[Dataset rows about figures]
---+---

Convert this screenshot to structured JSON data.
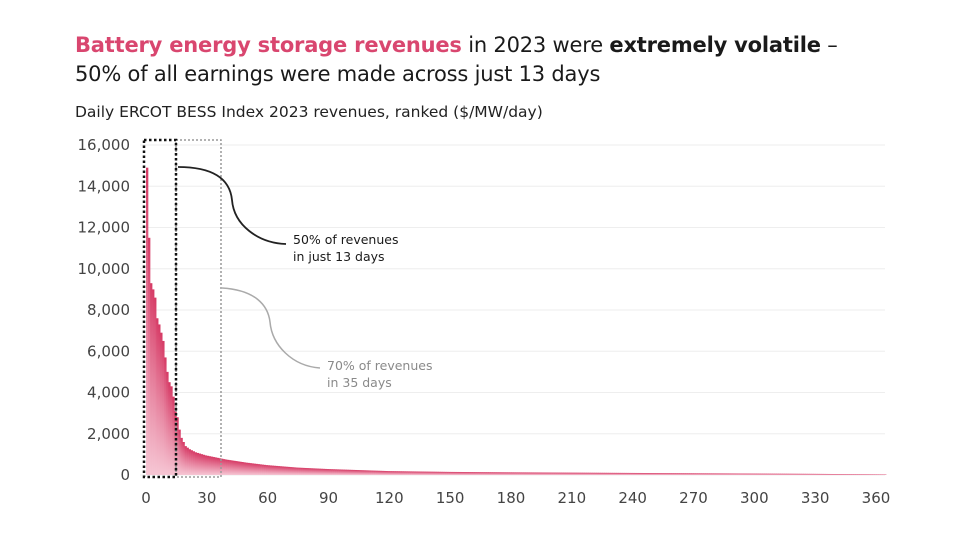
{
  "title": {
    "part1_highlight": "Battery energy storage revenues",
    "part2": " in 2023 were ",
    "part3_bold": "extremely volatile",
    "part4": " –",
    "line2": "50% of all earnings were made across just 13 days"
  },
  "colors": {
    "accent": "#d9466f",
    "bar_top": "#d63a65",
    "bar_bottom": "#f6c6d4"
  },
  "chart_data": {
    "type": "bar",
    "title": "Daily ERCOT BESS Index 2023 revenues, ranked ($/MW/day)",
    "xlabel": "",
    "ylabel": "",
    "xlim": [
      0,
      365
    ],
    "ylim": [
      0,
      16000
    ],
    "grid": true,
    "x_ticks": [
      "0",
      "30",
      "60",
      "90",
      "120",
      "150",
      "180",
      "210",
      "240",
      "270",
      "300",
      "330",
      "360"
    ],
    "y_ticks": [
      "0",
      "2,000",
      "4,000",
      "6,000",
      "8,000",
      "10,000",
      "12,000",
      "14,000",
      "16,000"
    ],
    "ranked_values_sampled": {
      "rank": [
        1,
        2,
        3,
        4,
        5,
        6,
        7,
        8,
        9,
        10,
        11,
        12,
        13,
        14,
        15,
        16,
        17,
        18,
        19,
        20,
        22,
        25,
        30,
        35,
        40,
        50,
        60,
        75,
        90,
        105,
        120,
        150,
        180,
        210,
        240,
        270,
        300,
        330,
        365
      ],
      "value": [
        14900,
        11500,
        9300,
        9000,
        8600,
        7600,
        7300,
        6900,
        6500,
        5700,
        5000,
        4500,
        4300,
        3800,
        3100,
        2800,
        2200,
        1800,
        1600,
        1400,
        1250,
        1100,
        950,
        850,
        750,
        600,
        480,
        360,
        290,
        240,
        190,
        150,
        130,
        115,
        100,
        85,
        70,
        55,
        30
      ]
    },
    "annotations": [
      {
        "range_days": 13,
        "line1": "50% of revenues",
        "line2": "in just 13 days",
        "style": "black dotted box"
      },
      {
        "range_days": 35,
        "line1": "70% of revenues",
        "line2": "in 35 days",
        "style": "gray dotted box"
      }
    ]
  }
}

---+---

Aim of the exercise: Copy out each line of the material that holds the word "were".

Exercise answer:
    "part2": " in 2023 were ",
    "line2": "50% of all earnings were made across just 13 days"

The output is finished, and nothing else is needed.